▶ **Goal**: Identify and pull out each line of the entries in which "middle" occurs.

____ Provided information

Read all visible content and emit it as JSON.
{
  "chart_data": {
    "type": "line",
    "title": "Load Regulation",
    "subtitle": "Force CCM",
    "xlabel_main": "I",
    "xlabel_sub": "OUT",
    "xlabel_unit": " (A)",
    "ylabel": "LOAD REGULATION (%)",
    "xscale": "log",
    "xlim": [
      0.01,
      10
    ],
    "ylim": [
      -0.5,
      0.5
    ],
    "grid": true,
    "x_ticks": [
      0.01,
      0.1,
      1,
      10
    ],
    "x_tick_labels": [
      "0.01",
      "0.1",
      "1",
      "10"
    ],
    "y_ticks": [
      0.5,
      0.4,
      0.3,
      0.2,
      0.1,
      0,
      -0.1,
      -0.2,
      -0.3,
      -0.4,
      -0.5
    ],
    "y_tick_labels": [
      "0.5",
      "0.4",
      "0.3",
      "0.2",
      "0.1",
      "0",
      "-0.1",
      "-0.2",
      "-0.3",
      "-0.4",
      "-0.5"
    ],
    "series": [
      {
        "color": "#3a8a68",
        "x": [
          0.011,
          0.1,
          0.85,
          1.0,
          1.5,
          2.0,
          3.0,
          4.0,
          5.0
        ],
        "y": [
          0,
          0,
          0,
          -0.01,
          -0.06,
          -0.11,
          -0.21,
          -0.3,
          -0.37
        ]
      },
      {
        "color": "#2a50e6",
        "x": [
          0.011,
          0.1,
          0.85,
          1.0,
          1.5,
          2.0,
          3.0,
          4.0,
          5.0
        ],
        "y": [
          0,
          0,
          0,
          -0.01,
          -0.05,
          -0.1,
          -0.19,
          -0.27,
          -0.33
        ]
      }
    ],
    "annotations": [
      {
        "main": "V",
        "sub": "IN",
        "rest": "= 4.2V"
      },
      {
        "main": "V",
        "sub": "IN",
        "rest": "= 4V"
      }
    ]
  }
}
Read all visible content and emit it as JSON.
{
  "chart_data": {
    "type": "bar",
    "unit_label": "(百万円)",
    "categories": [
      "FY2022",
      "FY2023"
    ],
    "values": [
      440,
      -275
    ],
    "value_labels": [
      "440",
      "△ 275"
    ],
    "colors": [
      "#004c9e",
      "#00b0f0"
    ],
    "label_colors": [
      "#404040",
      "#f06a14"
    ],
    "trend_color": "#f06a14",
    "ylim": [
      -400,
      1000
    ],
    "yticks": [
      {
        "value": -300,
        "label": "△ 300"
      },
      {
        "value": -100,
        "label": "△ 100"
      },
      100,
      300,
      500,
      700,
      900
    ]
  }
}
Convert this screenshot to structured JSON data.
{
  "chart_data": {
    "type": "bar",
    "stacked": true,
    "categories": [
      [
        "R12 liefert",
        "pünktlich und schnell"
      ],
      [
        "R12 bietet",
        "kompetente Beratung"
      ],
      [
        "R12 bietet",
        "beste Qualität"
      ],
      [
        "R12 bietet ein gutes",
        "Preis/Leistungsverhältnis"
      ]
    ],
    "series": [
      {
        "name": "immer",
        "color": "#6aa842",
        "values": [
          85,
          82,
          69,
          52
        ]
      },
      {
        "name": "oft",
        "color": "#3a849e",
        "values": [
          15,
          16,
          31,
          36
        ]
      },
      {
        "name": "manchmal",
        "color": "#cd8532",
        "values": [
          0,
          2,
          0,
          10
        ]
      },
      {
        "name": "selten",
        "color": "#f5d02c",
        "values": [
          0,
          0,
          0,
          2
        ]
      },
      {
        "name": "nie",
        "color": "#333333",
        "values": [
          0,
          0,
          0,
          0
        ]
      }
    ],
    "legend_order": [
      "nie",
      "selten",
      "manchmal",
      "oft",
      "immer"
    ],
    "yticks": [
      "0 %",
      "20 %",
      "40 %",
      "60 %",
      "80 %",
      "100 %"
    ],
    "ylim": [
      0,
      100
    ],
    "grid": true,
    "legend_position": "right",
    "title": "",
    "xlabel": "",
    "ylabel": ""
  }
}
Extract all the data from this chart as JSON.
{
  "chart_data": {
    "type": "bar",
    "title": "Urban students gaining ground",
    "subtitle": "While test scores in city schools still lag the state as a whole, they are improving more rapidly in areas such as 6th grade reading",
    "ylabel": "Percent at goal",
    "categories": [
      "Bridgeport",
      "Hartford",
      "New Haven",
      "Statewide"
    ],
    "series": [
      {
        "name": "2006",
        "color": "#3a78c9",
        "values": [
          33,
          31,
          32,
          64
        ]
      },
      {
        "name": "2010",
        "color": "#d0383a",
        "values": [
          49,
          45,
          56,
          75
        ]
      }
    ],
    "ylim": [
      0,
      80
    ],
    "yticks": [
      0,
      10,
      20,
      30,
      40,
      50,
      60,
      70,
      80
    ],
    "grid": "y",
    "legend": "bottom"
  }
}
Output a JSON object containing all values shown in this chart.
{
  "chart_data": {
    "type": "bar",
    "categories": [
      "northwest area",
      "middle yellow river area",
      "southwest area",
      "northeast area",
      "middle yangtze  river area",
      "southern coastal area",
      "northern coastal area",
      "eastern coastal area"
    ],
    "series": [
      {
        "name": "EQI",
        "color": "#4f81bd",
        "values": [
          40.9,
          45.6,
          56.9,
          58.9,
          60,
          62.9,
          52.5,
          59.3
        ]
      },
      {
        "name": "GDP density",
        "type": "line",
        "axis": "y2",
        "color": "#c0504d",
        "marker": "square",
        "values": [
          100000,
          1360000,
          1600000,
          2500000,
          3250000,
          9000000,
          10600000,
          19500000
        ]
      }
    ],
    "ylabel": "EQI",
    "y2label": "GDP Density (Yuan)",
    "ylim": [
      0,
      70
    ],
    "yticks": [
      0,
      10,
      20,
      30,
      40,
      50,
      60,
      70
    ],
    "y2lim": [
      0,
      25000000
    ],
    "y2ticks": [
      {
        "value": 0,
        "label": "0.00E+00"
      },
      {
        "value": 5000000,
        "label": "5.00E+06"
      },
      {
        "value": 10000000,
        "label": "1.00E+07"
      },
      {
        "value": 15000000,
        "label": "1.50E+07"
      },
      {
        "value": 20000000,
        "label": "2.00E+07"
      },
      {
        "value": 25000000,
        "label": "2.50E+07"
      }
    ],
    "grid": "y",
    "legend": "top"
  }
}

________

▶ **Answer in full**:
      "middle yellow river area",
      "middle yangtze  river area",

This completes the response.